Task material —
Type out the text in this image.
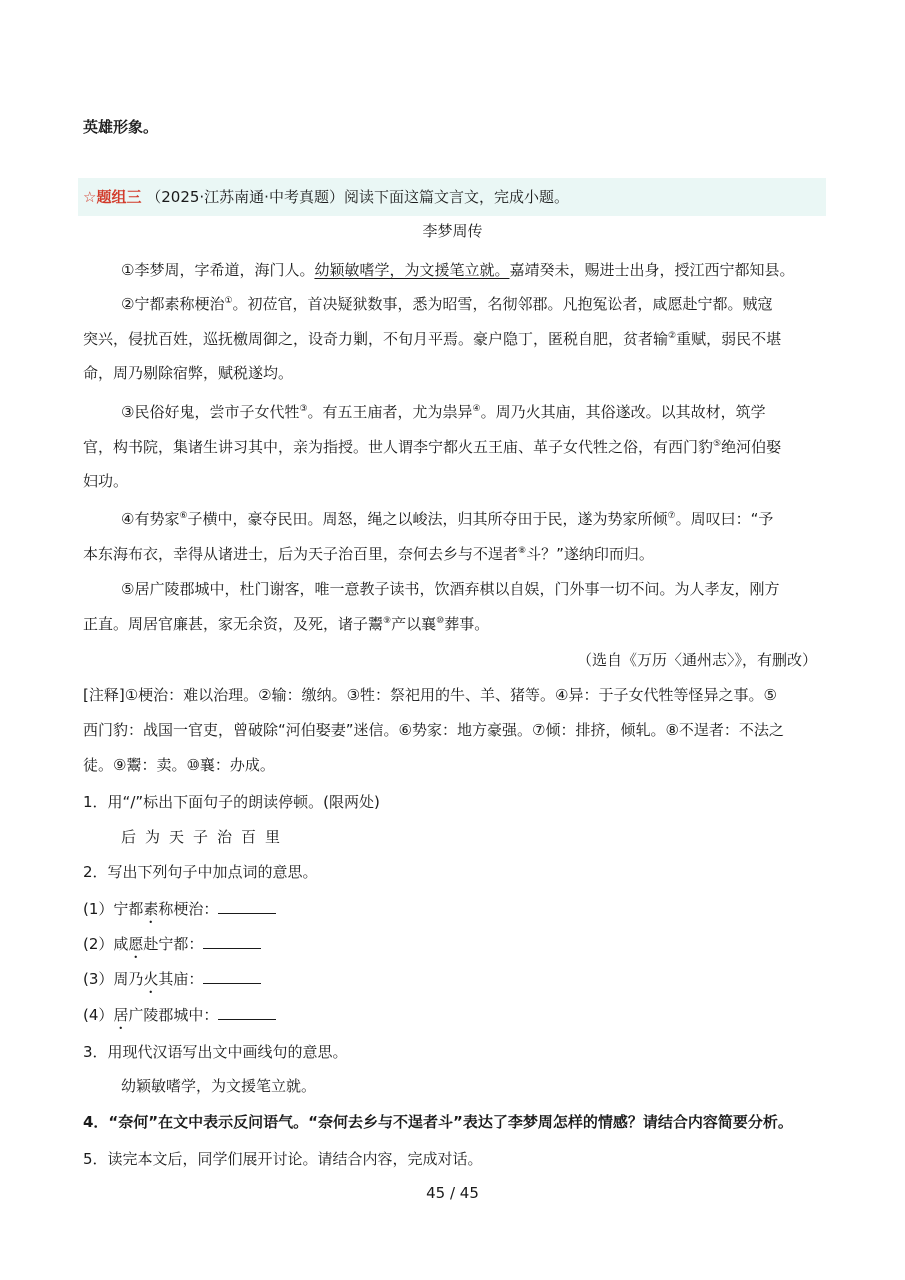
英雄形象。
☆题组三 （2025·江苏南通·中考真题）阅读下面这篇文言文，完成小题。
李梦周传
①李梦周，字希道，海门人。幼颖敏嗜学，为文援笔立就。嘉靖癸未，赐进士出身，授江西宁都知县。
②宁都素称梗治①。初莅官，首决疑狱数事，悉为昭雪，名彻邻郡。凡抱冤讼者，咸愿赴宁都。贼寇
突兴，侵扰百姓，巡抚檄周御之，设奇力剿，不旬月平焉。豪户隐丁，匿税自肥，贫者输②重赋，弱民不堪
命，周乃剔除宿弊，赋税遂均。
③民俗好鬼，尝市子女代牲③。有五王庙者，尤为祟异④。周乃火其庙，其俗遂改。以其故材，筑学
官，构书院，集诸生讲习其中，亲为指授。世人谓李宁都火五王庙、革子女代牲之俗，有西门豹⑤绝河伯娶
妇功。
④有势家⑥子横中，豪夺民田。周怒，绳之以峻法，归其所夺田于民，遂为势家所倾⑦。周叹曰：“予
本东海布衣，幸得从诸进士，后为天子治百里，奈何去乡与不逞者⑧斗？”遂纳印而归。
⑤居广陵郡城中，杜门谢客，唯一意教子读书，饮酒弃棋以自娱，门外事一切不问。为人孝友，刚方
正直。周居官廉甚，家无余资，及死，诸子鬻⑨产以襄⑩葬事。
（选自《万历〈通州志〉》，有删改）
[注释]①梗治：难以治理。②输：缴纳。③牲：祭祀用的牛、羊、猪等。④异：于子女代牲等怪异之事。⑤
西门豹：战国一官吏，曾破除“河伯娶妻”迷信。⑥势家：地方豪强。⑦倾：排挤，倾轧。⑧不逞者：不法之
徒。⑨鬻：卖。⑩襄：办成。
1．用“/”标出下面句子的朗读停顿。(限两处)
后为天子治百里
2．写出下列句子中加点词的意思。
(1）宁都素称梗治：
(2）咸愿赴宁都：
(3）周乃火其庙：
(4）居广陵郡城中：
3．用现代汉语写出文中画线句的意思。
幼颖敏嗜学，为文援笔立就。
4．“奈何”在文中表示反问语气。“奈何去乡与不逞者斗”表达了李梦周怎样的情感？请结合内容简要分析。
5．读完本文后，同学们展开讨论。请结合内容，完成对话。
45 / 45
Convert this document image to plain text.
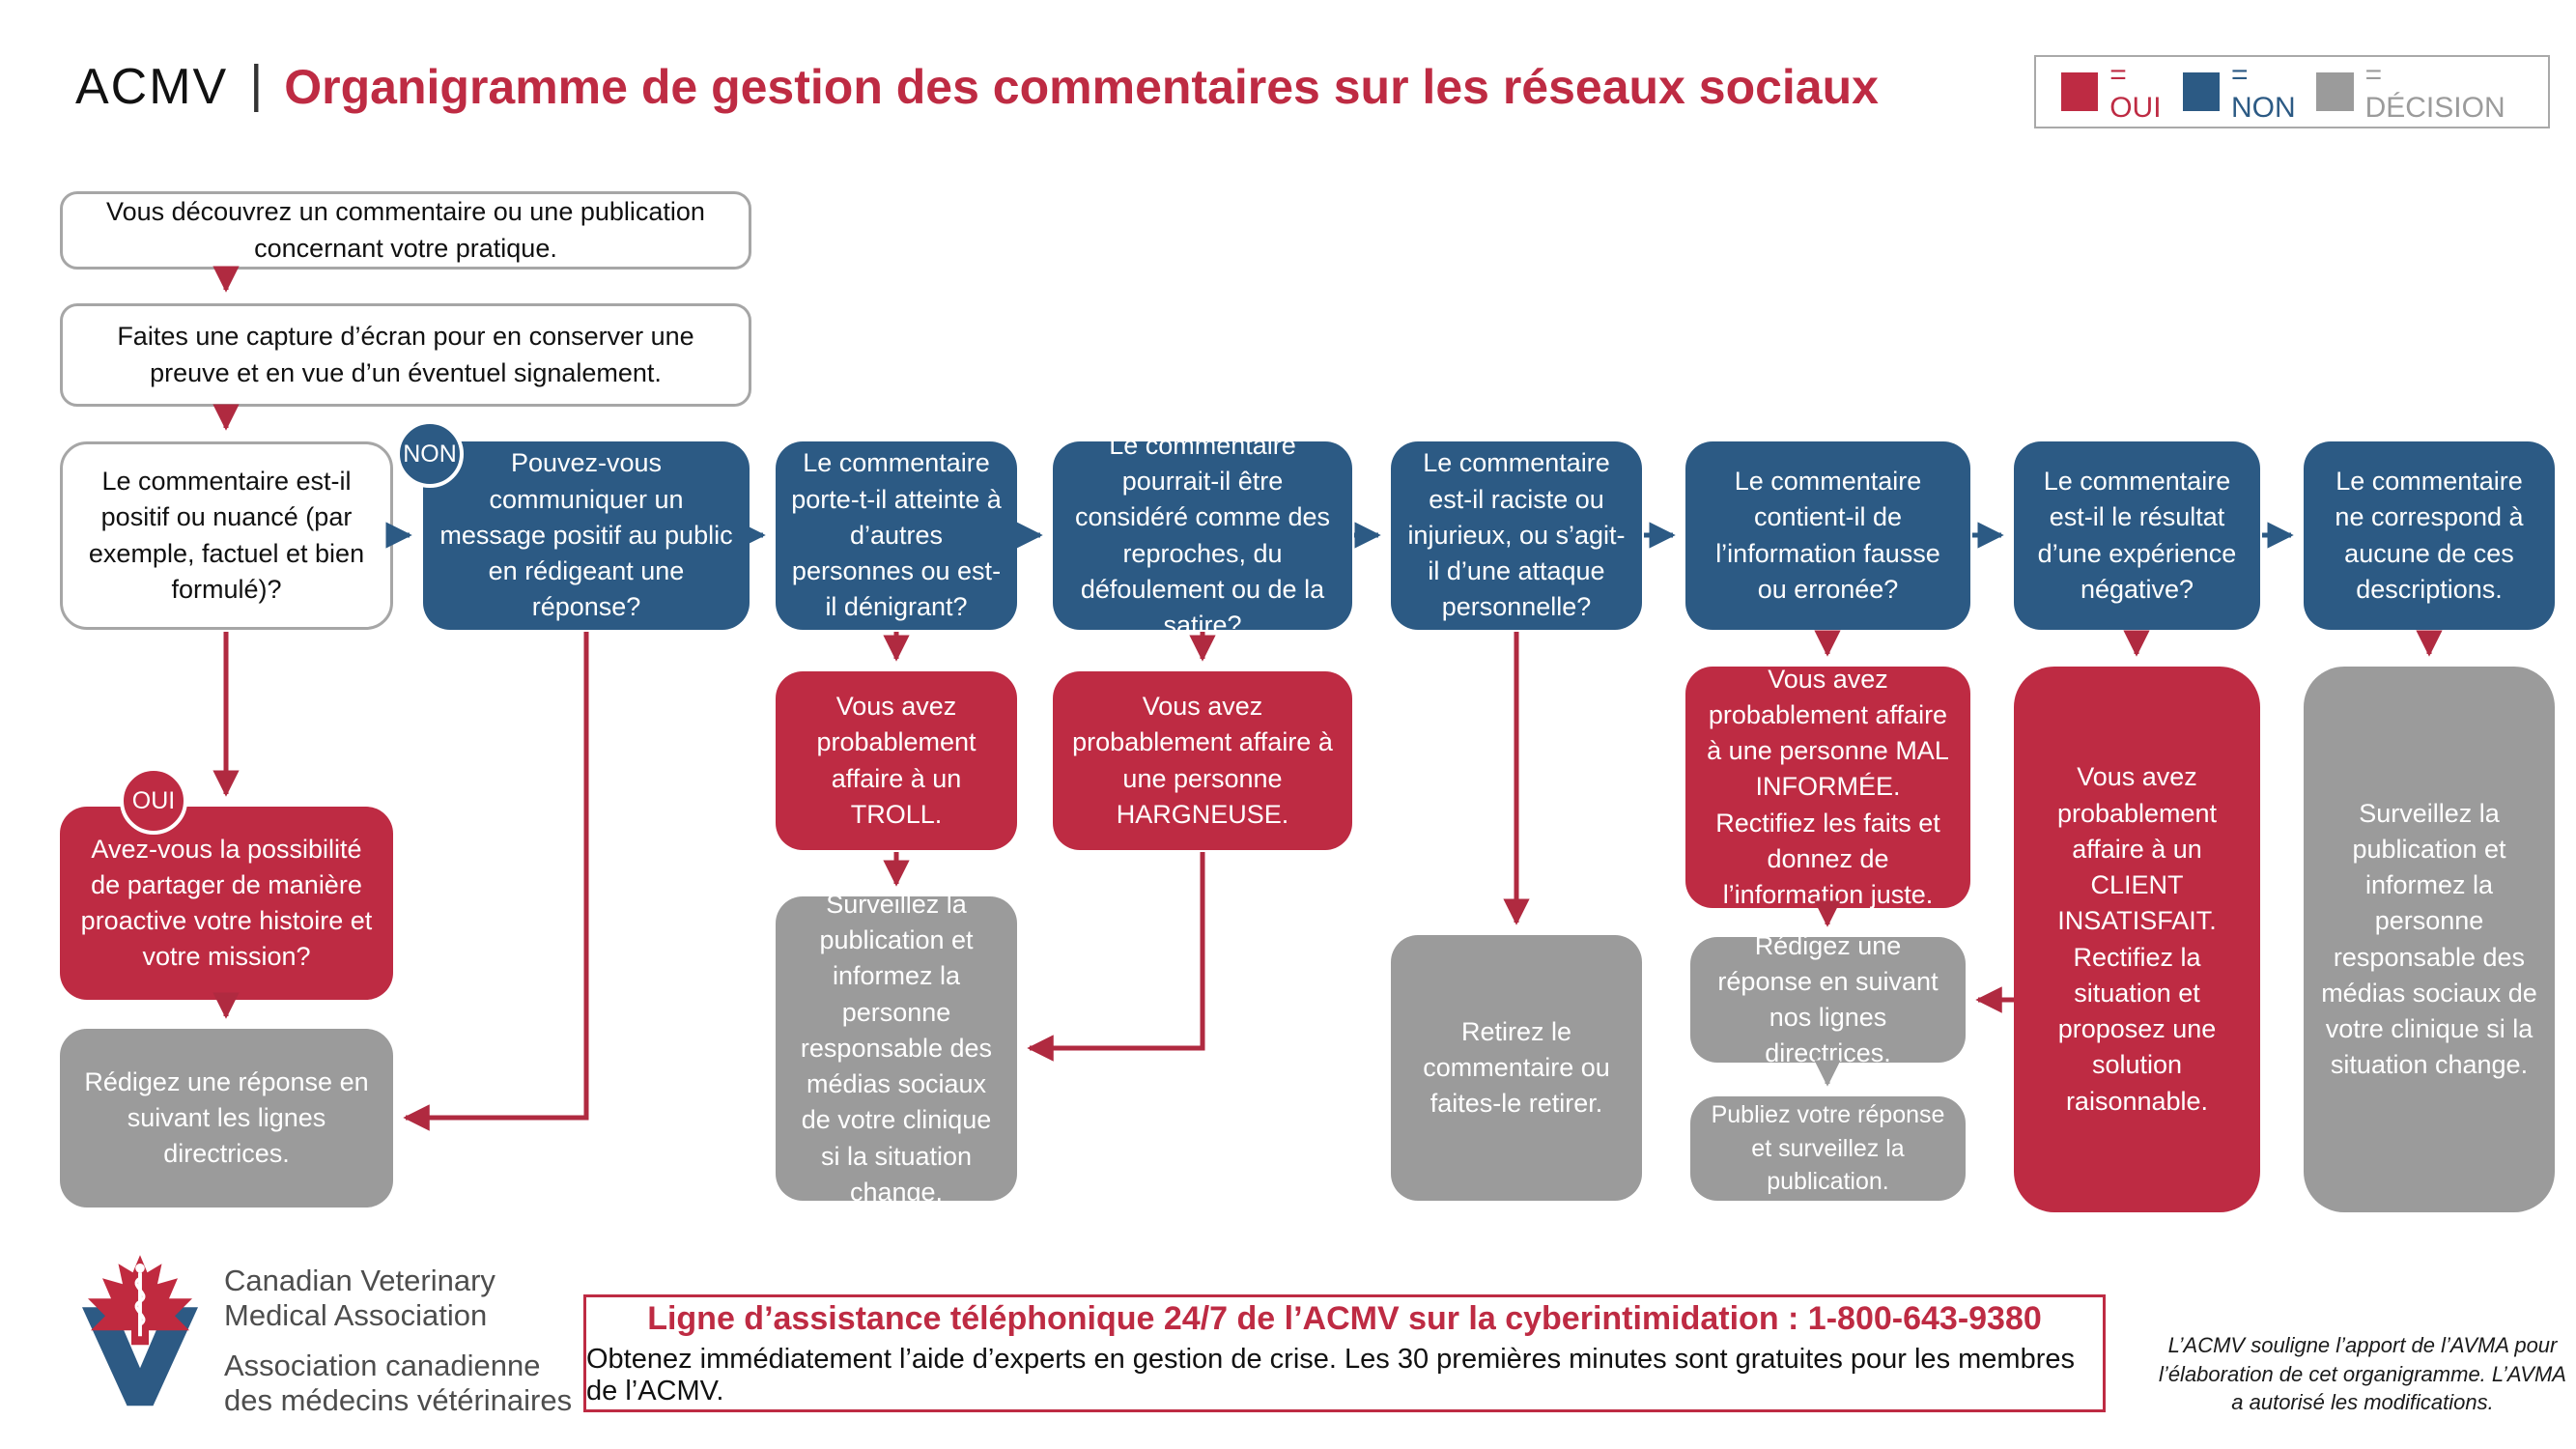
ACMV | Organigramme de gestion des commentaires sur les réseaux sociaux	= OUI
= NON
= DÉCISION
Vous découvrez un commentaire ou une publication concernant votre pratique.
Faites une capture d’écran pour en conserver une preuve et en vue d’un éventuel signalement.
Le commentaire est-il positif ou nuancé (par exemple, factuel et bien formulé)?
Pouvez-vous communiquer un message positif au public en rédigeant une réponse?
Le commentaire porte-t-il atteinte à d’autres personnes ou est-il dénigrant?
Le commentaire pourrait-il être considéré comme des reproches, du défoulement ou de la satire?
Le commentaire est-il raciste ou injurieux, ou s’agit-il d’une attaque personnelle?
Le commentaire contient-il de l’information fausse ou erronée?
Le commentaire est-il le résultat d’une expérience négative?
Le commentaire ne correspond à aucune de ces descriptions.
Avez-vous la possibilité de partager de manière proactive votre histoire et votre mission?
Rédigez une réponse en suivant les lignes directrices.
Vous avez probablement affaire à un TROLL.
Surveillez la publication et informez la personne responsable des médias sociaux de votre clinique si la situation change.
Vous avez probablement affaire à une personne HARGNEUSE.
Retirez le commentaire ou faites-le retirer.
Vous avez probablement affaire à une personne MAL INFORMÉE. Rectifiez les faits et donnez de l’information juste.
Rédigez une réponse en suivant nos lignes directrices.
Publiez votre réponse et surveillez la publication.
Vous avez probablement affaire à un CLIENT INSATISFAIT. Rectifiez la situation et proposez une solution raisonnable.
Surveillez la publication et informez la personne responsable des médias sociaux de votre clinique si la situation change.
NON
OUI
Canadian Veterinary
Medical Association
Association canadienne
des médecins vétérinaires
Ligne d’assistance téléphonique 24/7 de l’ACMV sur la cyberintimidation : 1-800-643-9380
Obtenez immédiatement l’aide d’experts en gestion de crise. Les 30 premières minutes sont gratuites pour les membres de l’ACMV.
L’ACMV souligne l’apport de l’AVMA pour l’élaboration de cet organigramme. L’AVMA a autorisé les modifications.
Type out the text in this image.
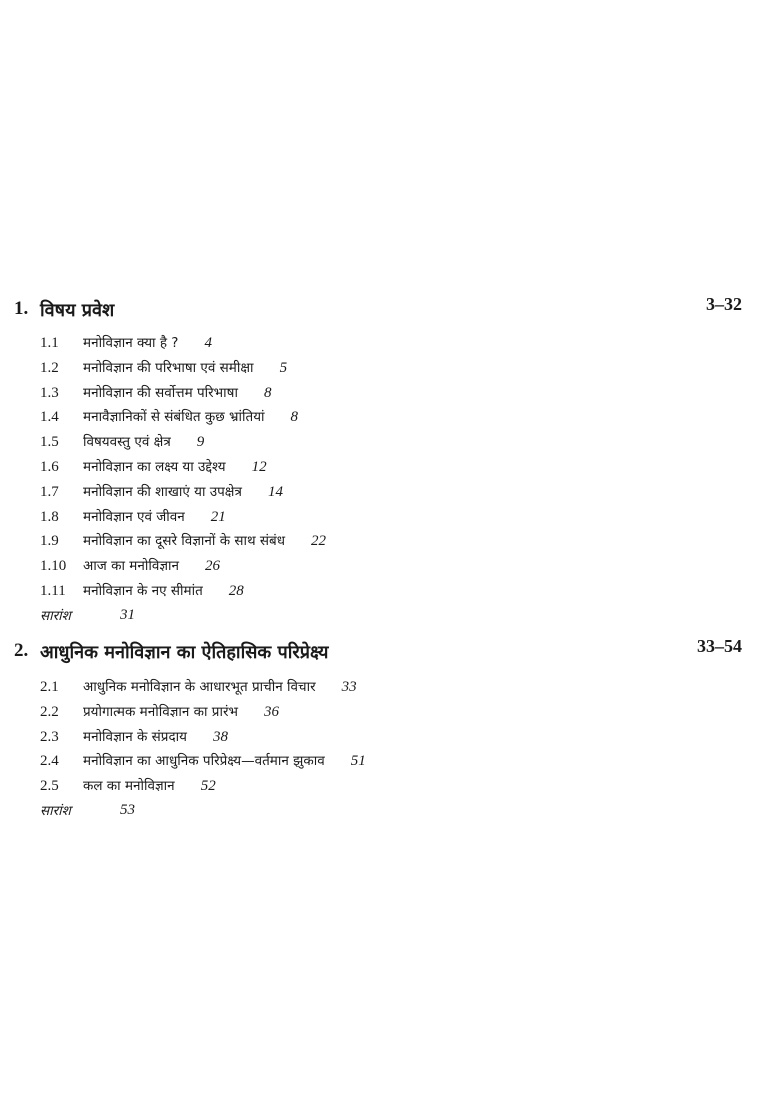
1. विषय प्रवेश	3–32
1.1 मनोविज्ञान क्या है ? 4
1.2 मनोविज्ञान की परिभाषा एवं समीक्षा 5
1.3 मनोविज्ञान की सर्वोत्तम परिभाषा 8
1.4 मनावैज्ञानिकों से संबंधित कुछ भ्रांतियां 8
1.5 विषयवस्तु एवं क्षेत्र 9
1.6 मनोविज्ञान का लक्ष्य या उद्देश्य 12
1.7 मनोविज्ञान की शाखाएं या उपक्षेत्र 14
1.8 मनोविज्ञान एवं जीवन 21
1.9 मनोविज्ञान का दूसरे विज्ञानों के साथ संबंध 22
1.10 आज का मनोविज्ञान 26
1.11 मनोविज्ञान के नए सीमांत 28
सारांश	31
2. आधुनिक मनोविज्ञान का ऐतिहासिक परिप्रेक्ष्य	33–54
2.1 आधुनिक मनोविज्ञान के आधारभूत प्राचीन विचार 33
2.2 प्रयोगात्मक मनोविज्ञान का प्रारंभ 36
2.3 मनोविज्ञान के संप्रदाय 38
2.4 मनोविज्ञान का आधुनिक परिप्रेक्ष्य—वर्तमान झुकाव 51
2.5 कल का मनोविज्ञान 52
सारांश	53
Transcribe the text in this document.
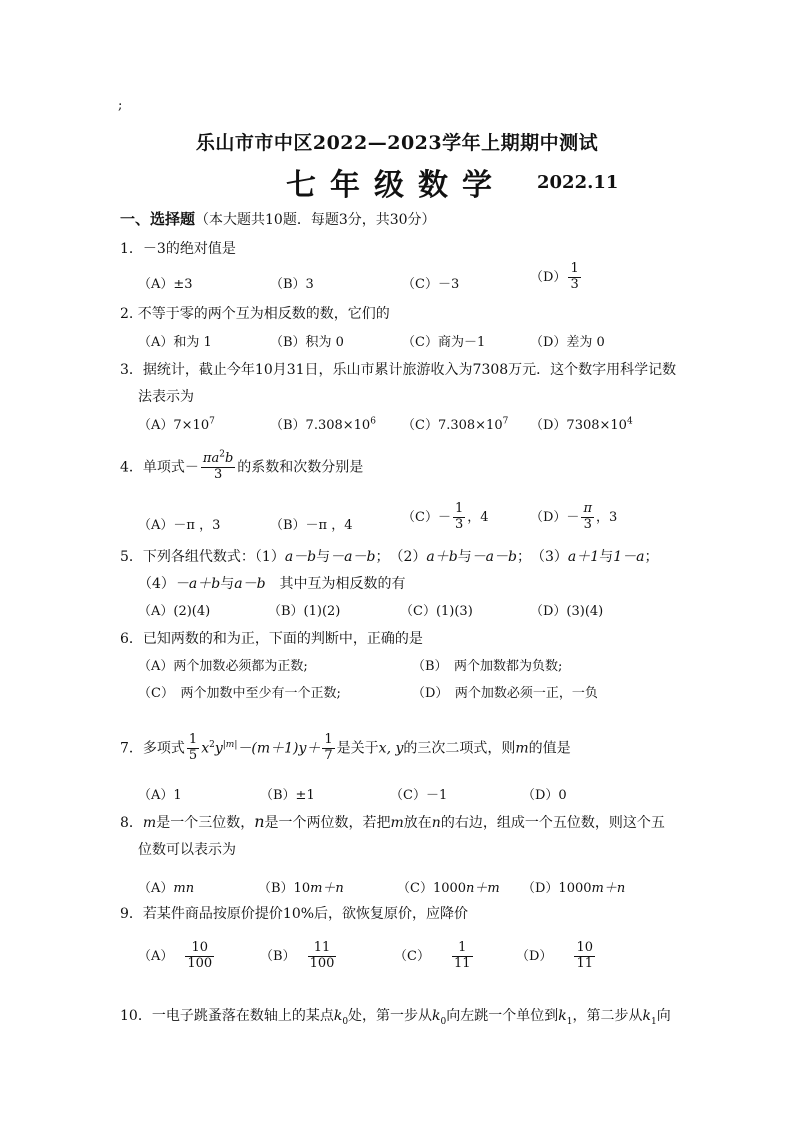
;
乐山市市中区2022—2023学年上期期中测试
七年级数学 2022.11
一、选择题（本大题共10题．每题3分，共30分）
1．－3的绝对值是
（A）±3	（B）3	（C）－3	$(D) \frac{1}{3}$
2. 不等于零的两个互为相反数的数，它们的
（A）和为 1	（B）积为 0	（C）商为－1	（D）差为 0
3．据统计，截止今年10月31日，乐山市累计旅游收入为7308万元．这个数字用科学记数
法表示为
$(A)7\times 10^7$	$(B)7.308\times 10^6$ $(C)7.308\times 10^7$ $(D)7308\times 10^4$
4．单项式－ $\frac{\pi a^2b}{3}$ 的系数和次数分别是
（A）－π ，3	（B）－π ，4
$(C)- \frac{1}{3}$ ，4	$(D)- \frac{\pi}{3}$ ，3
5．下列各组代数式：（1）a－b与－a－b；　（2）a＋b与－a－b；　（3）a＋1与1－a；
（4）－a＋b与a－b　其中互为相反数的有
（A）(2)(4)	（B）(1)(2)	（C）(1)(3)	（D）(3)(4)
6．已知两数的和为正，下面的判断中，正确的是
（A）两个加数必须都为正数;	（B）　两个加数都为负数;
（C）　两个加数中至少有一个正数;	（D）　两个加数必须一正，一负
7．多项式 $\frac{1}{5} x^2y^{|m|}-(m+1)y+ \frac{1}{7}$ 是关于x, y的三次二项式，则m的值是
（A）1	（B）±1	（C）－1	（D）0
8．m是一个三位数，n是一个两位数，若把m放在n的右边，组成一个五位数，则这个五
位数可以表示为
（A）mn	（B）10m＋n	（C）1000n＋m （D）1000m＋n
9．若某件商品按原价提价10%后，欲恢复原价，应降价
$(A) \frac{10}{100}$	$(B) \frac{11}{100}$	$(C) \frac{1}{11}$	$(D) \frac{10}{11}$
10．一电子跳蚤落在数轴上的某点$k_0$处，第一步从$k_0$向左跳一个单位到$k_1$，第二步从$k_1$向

Objective — Leave out every picture, and copy exactly the lines from the line that contains "Transcribe the text in this document." through the end of the material.

Worked solution —
Transcribe the text in this document.
;
乐山市市中区2022—2023学年上期期中测试
七年级数学 2022.11
一、选择题（本大题共10题．每题3分，共30分）
1．－3的绝对值是
（A）±3	（B）3	（C）－3	$(D) \frac{1}{3}$
2. 不等于零的两个互为相反数的数，它们的
（A）和为 1	（B）积为 0	（C）商为－1	（D）差为 0
3．据统计，截止今年10月31日，乐山市累计旅游收入为7308万元．这个数字用科学记数
法表示为
$(A)7\times 10^7$	$(B)7.308\times 10^6$ $(C)7.308\times 10^7$ $(D)7308\times 10^4$
4．单项式－ $\frac{\pi a^2b}{3}$ 的系数和次数分别是
（A）－π ，3	（B）－π ，4
$(C)- \frac{1}{3}$ ，4	$(D)- \frac{\pi}{3}$ ，3
5．下列各组代数式：（1）a－b与－a－b；　（2）a＋b与－a－b；　（3）a＋1与1－a；
（4）－a＋b与a－b　其中互为相反数的有
（A）(2)(4)	（B）(1)(2)	（C）(1)(3)	（D）(3)(4)
6．已知两数的和为正，下面的判断中，正确的是
（A）两个加数必须都为正数;	（B）　两个加数都为负数;
（C）　两个加数中至少有一个正数;	（D）　两个加数必须一正，一负
7．多项式 $\frac{1}{5} x^2y^{|m|}-(m+1)y+ \frac{1}{7}$ 是关于x, y的三次二项式，则m的值是
（A）1	（B）±1	（C）－1	（D）0
8．m是一个三位数，n是一个两位数，若把m放在n的右边，组成一个五位数，则这个五
位数可以表示为
（A）mn	（B）10m＋n	（C）1000n＋m （D）1000m＋n
9．若某件商品按原价提价10%后，欲恢复原价，应降价
$(A) \frac{10}{100}$	$(B) \frac{11}{100}$	$(C) \frac{1}{11}$	$(D) \frac{10}{11}$
10．一电子跳蚤落在数轴上的某点$k_0$处，第一步从$k_0$向左跳一个单位到$k_1$，第二步从$k_1$向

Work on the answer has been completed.